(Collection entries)
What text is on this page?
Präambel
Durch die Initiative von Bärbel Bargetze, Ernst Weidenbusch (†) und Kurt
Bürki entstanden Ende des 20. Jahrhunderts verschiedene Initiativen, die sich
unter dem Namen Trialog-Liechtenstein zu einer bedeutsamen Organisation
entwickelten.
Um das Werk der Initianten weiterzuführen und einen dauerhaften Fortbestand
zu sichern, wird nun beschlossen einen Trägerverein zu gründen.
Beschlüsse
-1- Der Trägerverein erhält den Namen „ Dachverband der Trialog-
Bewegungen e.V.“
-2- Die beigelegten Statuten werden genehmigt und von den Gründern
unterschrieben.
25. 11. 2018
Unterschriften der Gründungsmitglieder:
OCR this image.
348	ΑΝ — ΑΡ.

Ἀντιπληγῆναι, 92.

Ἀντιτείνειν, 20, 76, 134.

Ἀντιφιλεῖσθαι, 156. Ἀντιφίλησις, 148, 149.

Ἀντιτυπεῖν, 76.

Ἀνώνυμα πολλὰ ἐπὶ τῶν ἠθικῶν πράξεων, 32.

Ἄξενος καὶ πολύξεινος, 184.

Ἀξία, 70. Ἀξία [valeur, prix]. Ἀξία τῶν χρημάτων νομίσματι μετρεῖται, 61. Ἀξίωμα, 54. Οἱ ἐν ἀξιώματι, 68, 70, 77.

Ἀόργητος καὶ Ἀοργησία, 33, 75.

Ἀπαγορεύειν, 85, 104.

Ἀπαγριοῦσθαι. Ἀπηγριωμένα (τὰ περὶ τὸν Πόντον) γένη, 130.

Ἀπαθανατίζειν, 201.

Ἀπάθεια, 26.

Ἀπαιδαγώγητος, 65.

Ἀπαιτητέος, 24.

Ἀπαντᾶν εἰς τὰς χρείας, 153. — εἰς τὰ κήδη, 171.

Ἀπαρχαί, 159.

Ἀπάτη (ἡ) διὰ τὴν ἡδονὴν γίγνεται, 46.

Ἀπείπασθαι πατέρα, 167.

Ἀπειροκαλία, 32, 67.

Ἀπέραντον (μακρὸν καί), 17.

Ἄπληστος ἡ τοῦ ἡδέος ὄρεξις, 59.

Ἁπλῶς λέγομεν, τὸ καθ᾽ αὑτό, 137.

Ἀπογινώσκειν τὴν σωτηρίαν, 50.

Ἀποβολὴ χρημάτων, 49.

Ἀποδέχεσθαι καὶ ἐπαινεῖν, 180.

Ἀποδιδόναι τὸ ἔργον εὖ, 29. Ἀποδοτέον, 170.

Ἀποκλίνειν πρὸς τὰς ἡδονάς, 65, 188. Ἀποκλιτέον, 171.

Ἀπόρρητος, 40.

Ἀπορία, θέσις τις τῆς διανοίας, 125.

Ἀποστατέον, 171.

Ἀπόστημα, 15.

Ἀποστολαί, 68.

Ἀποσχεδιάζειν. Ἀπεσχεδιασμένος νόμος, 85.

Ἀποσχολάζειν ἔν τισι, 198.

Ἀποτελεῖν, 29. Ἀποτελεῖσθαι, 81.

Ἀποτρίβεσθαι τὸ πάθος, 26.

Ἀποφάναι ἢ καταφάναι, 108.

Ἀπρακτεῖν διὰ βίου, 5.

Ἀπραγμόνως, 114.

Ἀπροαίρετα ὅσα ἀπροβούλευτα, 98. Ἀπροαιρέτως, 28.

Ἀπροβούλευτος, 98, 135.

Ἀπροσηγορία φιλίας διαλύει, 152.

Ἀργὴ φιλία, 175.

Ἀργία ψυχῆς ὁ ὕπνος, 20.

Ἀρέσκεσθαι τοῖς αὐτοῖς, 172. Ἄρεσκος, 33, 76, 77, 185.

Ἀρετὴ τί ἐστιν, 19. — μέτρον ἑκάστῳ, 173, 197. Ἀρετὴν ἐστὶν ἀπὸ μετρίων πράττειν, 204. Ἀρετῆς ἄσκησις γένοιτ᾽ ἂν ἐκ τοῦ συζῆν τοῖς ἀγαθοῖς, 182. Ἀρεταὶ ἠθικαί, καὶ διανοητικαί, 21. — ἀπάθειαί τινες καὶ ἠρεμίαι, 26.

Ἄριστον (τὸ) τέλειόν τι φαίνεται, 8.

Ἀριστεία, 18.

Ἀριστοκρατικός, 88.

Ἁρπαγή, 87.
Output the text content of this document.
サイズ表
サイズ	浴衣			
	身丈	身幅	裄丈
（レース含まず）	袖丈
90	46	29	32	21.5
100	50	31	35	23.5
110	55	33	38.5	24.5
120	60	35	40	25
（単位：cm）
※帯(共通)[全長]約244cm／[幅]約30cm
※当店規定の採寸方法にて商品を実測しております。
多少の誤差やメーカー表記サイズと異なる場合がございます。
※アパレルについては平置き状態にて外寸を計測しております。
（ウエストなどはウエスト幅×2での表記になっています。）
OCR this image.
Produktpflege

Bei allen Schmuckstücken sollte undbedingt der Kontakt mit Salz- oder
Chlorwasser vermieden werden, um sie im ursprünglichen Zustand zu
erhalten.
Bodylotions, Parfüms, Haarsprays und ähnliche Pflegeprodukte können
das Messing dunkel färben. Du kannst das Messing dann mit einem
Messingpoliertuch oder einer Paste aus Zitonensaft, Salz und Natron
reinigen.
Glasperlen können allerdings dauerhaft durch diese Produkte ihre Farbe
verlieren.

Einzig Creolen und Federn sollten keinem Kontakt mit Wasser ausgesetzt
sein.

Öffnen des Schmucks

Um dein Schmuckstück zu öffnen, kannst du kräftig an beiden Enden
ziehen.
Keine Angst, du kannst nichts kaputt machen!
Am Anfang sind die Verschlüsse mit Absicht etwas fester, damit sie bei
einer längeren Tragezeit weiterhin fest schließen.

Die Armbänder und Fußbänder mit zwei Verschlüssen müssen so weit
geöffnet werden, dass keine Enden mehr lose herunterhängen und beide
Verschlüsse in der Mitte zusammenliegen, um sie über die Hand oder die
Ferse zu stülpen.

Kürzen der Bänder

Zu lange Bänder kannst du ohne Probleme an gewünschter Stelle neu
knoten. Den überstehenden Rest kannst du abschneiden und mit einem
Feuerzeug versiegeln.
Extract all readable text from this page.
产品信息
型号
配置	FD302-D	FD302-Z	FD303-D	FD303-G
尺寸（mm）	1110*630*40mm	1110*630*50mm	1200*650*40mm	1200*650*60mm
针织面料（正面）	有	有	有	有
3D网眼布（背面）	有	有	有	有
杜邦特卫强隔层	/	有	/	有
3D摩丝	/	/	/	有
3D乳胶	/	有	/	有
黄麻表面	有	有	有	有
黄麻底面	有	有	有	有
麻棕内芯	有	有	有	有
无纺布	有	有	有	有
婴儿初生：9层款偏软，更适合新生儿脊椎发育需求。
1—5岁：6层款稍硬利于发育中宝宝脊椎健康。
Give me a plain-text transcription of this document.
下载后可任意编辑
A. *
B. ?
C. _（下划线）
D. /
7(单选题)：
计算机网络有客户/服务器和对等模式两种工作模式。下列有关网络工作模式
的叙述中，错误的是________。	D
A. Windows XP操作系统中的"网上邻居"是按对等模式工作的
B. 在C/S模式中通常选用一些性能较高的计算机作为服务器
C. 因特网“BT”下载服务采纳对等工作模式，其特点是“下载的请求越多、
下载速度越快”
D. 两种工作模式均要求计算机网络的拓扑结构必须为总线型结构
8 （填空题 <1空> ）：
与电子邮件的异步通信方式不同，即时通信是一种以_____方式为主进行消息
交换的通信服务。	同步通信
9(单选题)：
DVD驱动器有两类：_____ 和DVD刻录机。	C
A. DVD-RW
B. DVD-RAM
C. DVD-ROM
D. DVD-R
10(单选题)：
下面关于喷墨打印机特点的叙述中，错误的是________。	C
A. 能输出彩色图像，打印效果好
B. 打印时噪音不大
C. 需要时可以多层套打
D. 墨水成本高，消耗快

_Stated task_. Set down, word for word, every line from the line that holds "Give me a plain-text" to the end of the entries above, including both ends.

_Written answer_.
Give me a plain-text transcription of this document.
下载后可任意编辑
A. *
B. ?
C. _（下划线）
D. /
7(单选题)：
计算机网络有客户/服务器和对等模式两种工作模式。下列有关网络工作模式
的叙述中，错误的是________。	D
A. Windows XP操作系统中的"网上邻居"是按对等模式工作的
B. 在C/S模式中通常选用一些性能较高的计算机作为服务器
C. 因特网“BT”下载服务采纳对等工作模式，其特点是“下载的请求越多、
下载速度越快”
D. 两种工作模式均要求计算机网络的拓扑结构必须为总线型结构
8 （填空题 <1空> ）：
与电子邮件的异步通信方式不同，即时通信是一种以_____方式为主进行消息
交换的通信服务。	同步通信
9(单选题)：
DVD驱动器有两类：_____ 和DVD刻录机。	C
A. DVD-RW
B. DVD-RAM
C. DVD-ROM
D. DVD-R
10(单选题)：
下面关于喷墨打印机特点的叙述中，错误的是________。	C
A. 能输出彩色图像，打印效果好
B. 打印时噪音不大
C. 需要时可以多层套打
D. 墨水成本高，消耗快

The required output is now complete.